▶ _Task details_:
Scan the lines below; pull out those with "ylabel".

▶ _Data shown_:

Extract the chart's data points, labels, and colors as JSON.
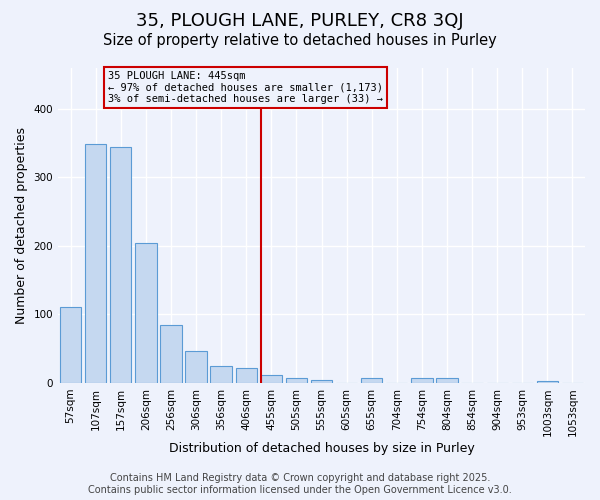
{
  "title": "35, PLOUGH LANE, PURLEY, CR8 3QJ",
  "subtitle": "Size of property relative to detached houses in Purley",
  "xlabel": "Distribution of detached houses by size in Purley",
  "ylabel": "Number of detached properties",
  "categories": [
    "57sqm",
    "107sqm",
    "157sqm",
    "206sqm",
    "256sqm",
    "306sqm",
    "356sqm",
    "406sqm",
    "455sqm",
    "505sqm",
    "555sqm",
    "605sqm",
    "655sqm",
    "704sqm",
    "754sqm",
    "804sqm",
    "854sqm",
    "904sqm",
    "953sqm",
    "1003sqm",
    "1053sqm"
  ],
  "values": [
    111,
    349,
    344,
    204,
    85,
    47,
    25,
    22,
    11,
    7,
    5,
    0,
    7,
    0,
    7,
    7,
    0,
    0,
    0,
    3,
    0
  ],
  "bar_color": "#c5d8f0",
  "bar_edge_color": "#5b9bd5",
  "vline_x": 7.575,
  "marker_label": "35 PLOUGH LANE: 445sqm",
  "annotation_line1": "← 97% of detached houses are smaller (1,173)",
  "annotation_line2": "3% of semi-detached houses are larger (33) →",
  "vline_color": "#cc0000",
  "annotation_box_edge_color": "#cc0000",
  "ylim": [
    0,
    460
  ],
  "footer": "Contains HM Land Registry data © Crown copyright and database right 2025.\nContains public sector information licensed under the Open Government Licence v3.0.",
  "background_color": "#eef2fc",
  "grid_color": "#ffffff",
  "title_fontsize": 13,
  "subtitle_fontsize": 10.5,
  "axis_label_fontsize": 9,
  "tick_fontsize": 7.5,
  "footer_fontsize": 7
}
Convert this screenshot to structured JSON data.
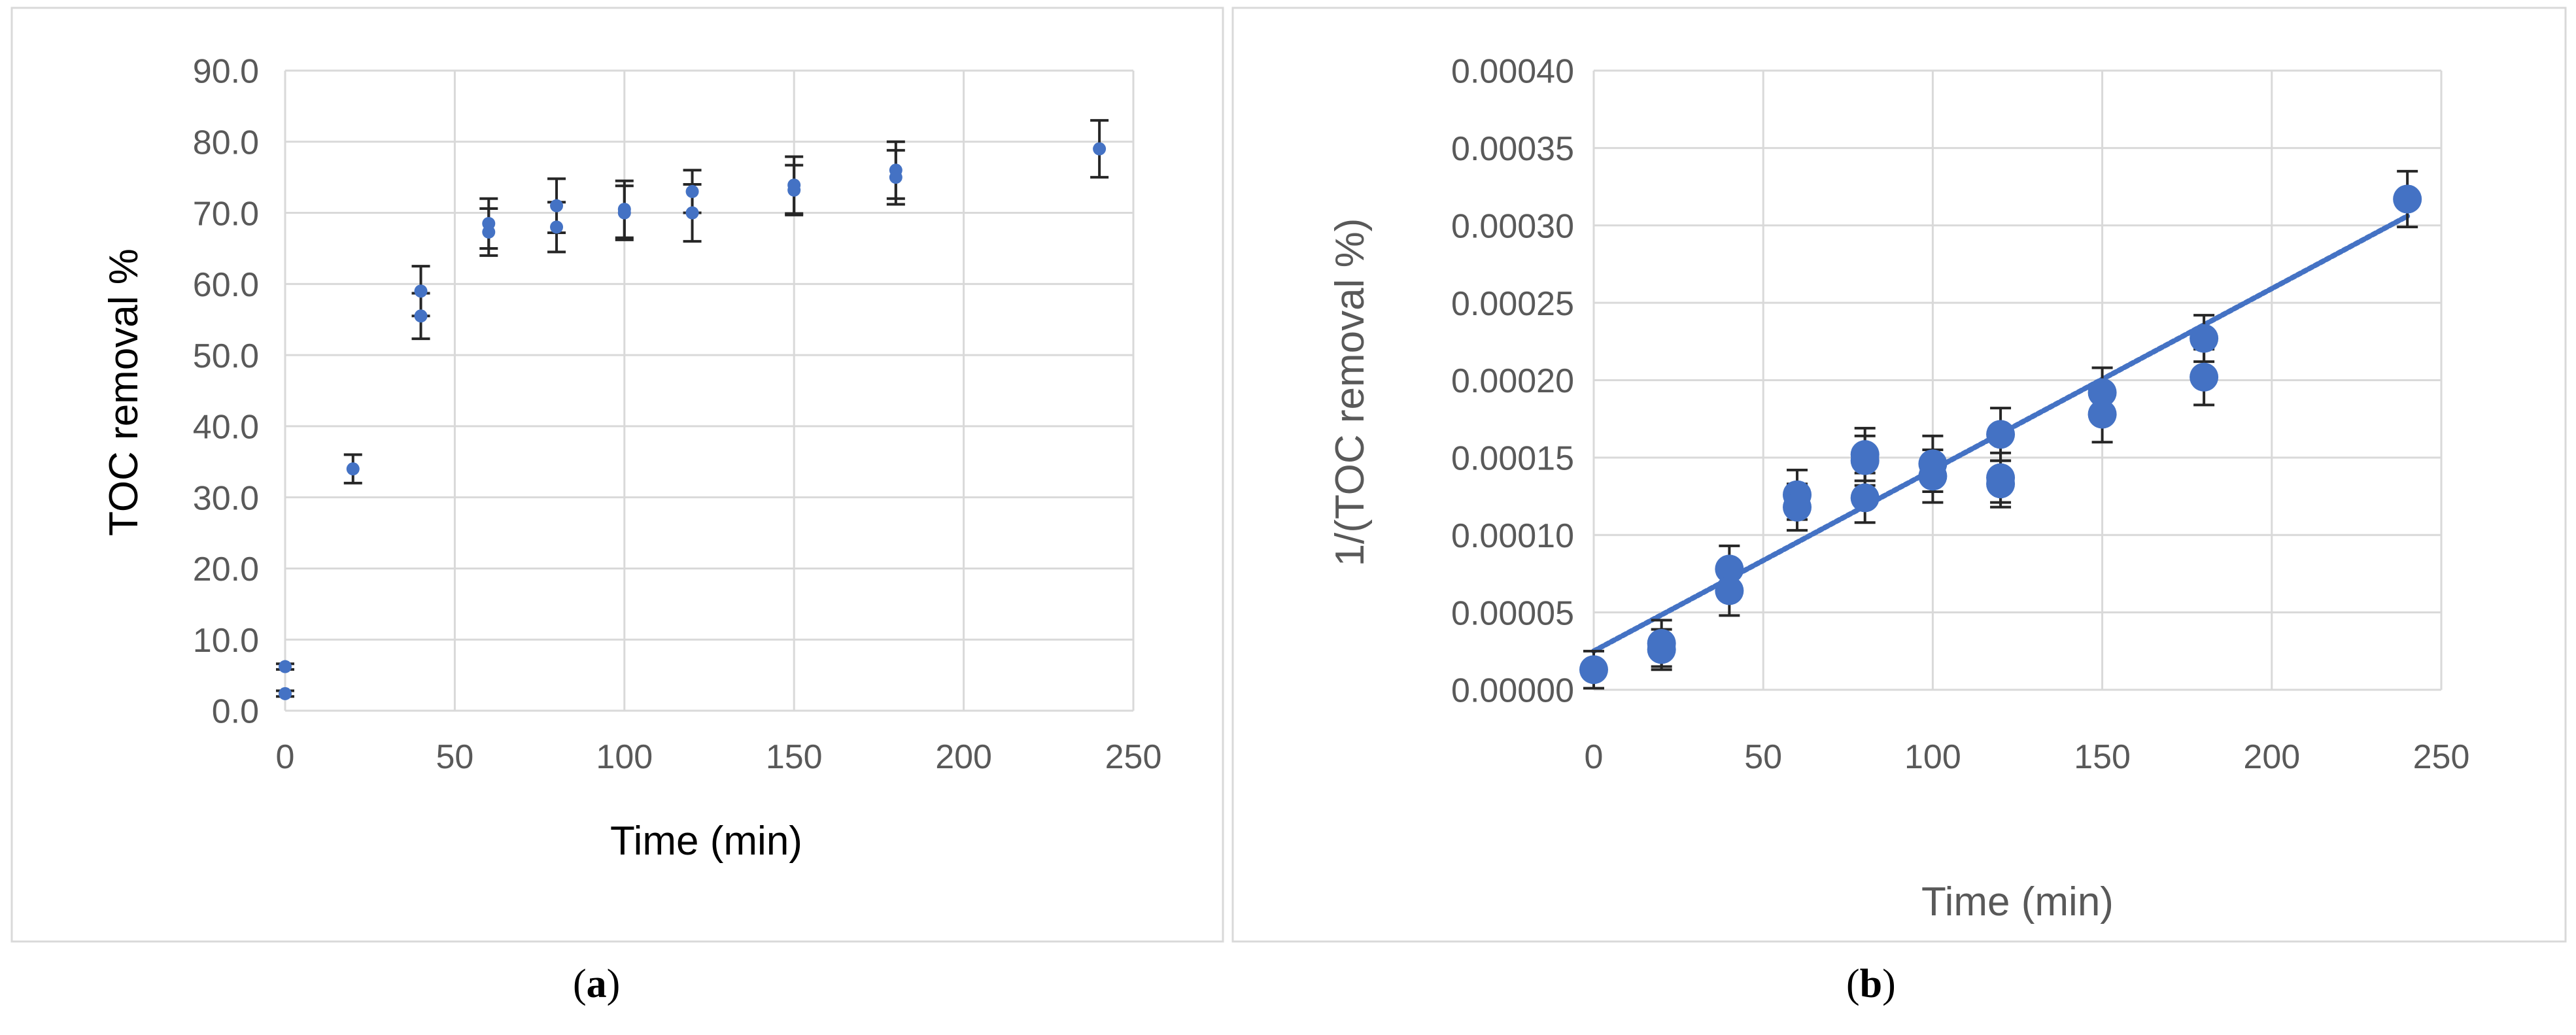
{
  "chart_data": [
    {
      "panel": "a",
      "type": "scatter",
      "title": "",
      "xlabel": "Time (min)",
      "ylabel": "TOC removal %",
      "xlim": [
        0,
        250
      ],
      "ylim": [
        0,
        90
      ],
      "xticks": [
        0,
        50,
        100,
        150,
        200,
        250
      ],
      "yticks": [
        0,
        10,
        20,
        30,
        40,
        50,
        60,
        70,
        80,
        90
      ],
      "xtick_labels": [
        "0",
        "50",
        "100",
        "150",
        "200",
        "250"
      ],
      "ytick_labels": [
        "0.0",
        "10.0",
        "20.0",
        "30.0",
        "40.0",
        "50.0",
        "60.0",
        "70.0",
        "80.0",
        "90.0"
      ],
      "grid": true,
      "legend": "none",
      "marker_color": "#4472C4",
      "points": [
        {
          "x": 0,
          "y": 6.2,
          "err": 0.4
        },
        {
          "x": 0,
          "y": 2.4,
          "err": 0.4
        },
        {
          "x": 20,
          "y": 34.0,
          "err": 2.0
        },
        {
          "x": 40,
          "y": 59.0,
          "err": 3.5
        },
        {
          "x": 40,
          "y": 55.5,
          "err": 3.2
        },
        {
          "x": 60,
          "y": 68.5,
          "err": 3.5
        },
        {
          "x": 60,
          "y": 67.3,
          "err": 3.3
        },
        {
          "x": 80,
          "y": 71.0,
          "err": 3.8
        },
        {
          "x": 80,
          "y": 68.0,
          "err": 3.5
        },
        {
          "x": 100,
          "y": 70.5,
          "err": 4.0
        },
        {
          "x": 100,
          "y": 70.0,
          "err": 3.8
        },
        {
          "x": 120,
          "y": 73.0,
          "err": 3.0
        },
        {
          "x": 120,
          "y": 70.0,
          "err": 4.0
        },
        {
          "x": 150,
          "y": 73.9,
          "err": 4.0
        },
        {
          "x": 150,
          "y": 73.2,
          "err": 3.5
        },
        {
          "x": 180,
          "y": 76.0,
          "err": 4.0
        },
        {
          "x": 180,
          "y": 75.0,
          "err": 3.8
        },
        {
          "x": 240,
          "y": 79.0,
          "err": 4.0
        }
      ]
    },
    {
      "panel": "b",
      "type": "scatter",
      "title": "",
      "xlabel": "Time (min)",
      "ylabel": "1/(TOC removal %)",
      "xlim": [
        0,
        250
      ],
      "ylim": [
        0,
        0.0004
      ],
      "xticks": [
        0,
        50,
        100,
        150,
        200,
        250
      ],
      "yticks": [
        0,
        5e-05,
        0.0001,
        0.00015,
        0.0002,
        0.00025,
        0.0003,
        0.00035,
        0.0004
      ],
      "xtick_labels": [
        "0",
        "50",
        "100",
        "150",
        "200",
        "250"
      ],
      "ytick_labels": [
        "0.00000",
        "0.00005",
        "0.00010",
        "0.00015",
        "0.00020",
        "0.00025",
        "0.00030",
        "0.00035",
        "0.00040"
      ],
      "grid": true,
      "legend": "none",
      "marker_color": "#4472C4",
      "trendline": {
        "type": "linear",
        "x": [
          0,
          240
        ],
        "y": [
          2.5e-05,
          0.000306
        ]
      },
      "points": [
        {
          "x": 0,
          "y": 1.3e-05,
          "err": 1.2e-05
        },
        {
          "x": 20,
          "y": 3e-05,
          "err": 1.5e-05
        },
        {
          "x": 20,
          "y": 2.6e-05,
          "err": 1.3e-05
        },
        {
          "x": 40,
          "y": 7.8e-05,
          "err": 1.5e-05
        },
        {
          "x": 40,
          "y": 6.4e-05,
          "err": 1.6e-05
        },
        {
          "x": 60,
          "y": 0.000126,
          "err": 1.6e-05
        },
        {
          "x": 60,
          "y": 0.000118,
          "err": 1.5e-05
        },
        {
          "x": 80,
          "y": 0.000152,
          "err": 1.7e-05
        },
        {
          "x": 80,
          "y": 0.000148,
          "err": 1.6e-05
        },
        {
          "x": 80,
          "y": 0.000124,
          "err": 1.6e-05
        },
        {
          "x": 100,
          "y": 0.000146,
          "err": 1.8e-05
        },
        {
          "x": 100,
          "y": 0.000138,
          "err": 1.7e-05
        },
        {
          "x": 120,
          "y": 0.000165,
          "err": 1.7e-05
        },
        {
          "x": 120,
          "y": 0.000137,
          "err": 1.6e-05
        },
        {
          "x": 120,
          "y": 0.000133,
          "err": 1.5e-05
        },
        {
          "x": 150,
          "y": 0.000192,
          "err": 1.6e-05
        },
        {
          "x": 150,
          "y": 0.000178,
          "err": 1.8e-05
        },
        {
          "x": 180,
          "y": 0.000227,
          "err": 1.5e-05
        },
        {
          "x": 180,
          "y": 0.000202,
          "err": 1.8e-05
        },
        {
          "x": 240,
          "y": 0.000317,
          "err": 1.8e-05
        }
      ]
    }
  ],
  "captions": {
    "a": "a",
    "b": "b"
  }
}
* * *
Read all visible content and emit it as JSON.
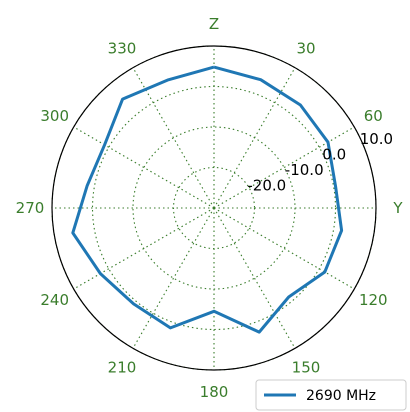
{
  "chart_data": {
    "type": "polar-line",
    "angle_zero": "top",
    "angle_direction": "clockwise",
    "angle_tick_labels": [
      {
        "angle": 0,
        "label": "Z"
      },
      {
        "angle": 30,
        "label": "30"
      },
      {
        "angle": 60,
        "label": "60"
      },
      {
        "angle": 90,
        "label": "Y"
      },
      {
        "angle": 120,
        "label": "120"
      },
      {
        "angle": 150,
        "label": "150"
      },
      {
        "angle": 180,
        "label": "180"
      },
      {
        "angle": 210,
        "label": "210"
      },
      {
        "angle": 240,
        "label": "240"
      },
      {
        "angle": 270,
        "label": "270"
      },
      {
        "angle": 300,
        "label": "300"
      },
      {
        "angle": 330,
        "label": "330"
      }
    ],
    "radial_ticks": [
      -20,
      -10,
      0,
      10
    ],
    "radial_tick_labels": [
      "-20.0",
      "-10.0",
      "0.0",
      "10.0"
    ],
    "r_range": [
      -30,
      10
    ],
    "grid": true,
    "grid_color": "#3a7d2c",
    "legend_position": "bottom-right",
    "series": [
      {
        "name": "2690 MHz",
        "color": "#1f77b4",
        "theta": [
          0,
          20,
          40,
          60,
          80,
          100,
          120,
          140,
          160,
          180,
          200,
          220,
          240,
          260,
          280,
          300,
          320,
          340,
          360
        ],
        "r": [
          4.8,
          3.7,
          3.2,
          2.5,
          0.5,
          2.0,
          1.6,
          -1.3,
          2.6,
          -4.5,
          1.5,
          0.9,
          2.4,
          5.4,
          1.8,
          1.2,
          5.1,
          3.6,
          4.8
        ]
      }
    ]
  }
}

▶ _Answer to the problem_:
  "ylabel": "Number of detached properties",
      "ylabel": "TOC removal %",
      "ylabel": "1/(TOC removal %)",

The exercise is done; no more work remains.